%%
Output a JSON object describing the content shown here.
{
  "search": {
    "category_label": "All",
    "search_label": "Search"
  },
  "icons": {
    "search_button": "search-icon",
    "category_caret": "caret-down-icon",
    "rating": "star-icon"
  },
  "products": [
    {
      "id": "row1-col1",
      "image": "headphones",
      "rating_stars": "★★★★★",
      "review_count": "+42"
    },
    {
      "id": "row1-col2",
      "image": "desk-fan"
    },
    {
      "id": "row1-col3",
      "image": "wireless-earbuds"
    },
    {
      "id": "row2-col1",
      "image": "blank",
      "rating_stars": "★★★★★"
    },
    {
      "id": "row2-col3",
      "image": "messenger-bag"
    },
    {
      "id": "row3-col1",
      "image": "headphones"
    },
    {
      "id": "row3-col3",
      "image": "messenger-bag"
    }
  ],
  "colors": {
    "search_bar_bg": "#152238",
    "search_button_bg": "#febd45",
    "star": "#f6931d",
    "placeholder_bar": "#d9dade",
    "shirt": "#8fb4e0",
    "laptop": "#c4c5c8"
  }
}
%%
▸ **Exercise requirements**: Copy all the lines, exactly.

▸ **Solved exercise**:
Output a JSON object describing the content shown here.
{
  "search": {
    "category_label": "All",
    "search_label": "Search"
  },
  "icons": {
    "search_button": "search-icon",
    "category_caret": "caret-down-icon",
    "rating": "star-icon"
  },
  "products": [
    {
      "id": "row1-col1",
      "image": "headphones",
      "rating_stars": "★★★★★",
      "review_count": "+42"
    },
    {
      "id": "row1-col2",
      "image": "desk-fan"
    },
    {
      "id": "row1-col3",
      "image": "wireless-earbuds"
    },
    {
      "id": "row2-col1",
      "image": "blank",
      "rating_stars": "★★★★★"
    },
    {
      "id": "row2-col3",
      "image": "messenger-bag"
    },
    {
      "id": "row3-col1",
      "image": "headphones"
    },
    {
      "id": "row3-col3",
      "image": "messenger-bag"
    }
  ],
  "colors": {
    "search_bar_bg": "#152238",
    "search_button_bg": "#febd45",
    "star": "#f6931d",
    "placeholder_bar": "#d9dade",
    "shirt": "#8fb4e0",
    "laptop": "#c4c5c8"
  }
}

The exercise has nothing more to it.